— Start of ENTRIES PROVIDED —

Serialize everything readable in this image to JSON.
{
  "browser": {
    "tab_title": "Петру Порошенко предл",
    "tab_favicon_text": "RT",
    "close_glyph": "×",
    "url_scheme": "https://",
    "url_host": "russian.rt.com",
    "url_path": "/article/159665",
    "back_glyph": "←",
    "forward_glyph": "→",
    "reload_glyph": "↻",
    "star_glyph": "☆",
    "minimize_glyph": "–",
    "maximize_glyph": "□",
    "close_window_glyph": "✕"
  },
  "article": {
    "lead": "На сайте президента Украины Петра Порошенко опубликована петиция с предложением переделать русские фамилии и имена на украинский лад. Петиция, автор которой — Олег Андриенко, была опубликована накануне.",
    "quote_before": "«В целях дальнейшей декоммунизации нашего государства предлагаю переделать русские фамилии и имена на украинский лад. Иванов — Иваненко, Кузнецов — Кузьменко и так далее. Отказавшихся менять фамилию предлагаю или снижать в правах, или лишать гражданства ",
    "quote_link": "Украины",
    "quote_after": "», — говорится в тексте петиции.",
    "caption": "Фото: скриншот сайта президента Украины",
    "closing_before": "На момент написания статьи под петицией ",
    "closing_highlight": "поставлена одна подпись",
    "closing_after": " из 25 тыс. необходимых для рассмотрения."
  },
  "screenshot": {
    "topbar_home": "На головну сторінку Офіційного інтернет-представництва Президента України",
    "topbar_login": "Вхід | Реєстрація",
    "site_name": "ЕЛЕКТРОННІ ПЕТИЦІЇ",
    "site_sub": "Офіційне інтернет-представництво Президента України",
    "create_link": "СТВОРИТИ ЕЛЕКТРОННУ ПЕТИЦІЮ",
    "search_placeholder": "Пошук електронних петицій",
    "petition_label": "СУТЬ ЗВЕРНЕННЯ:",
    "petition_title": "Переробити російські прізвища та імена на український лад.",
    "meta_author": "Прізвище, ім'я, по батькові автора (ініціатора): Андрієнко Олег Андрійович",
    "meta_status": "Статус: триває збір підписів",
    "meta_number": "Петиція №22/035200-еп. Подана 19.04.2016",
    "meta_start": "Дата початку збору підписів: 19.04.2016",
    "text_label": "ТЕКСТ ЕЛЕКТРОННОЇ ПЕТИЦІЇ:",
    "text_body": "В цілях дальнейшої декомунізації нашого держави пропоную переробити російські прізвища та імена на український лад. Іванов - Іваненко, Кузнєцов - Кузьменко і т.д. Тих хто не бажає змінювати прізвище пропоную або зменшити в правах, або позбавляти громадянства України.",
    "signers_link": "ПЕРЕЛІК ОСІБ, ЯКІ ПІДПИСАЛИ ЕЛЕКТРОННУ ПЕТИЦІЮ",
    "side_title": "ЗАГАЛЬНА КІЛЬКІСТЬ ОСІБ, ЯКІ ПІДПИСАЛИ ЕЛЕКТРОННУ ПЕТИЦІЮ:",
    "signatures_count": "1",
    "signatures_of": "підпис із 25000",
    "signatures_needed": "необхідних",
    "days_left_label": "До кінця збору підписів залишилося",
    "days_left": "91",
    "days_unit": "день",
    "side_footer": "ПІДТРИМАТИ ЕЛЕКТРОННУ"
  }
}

— End of ENTRIES PROVIDED —

> [WHAT NEEDS TO BE DONE]: Quote the listing in full, please, keeping every line exact.

> [ANSWER FOR THE TASK]:
Serialize everything readable in this image to JSON.
{
  "browser": {
    "tab_title": "Петру Порошенко предл",
    "tab_favicon_text": "RT",
    "close_glyph": "×",
    "url_scheme": "https://",
    "url_host": "russian.rt.com",
    "url_path": "/article/159665",
    "back_glyph": "←",
    "forward_glyph": "→",
    "reload_glyph": "↻",
    "star_glyph": "☆",
    "minimize_glyph": "–",
    "maximize_glyph": "□",
    "close_window_glyph": "✕"
  },
  "article": {
    "lead": "На сайте президента Украины Петра Порошенко опубликована петиция с предложением переделать русские фамилии и имена на украинский лад. Петиция, автор которой — Олег Андриенко, была опубликована накануне.",
    "quote_before": "«В целях дальнейшей декоммунизации нашего государства предлагаю переделать русские фамилии и имена на украинский лад. Иванов — Иваненко, Кузнецов — Кузьменко и так далее. Отказавшихся менять фамилию предлагаю или снижать в правах, или лишать гражданства ",
    "quote_link": "Украины",
    "quote_after": "», — говорится в тексте петиции.",
    "caption": "Фото: скриншот сайта президента Украины",
    "closing_before": "На момент написания статьи под петицией ",
    "closing_highlight": "поставлена одна подпись",
    "closing_after": " из 25 тыс. необходимых для рассмотрения."
  },
  "screenshot": {
    "topbar_home": "На головну сторінку Офіційного інтернет-представництва Президента України",
    "topbar_login": "Вхід | Реєстрація",
    "site_name": "ЕЛЕКТРОННІ ПЕТИЦІЇ",
    "site_sub": "Офіційне інтернет-представництво Президента України",
    "create_link": "СТВОРИТИ ЕЛЕКТРОННУ ПЕТИЦІЮ",
    "search_placeholder": "Пошук електронних петицій",
    "petition_label": "СУТЬ ЗВЕРНЕННЯ:",
    "petition_title": "Переробити російські прізвища та імена на український лад.",
    "meta_author": "Прізвище, ім'я, по батькові автора (ініціатора): Андрієнко Олег Андрійович",
    "meta_status": "Статус: триває збір підписів",
    "meta_number": "Петиція №22/035200-еп. Подана 19.04.2016",
    "meta_start": "Дата початку збору підписів: 19.04.2016",
    "text_label": "ТЕКСТ ЕЛЕКТРОННОЇ ПЕТИЦІЇ:",
    "text_body": "В цілях дальнейшої декомунізації нашого держави пропоную переробити російські прізвища та імена на український лад. Іванов - Іваненко, Кузнєцов - Кузьменко і т.д. Тих хто не бажає змінювати прізвище пропоную або зменшити в правах, або позбавляти громадянства України.",
    "signers_link": "ПЕРЕЛІК ОСІБ, ЯКІ ПІДПИСАЛИ ЕЛЕКТРОННУ ПЕТИЦІЮ",
    "side_title": "ЗАГАЛЬНА КІЛЬКІСТЬ ОСІБ, ЯКІ ПІДПИСАЛИ ЕЛЕКТРОННУ ПЕТИЦІЮ:",
    "signatures_count": "1",
    "signatures_of": "підпис із 25000",
    "signatures_needed": "необхідних",
    "days_left_label": "До кінця збору підписів залишилося",
    "days_left": "91",
    "days_unit": "день",
    "side_footer": "ПІДТРИМАТИ ЕЛЕКТРОННУ"
  }
}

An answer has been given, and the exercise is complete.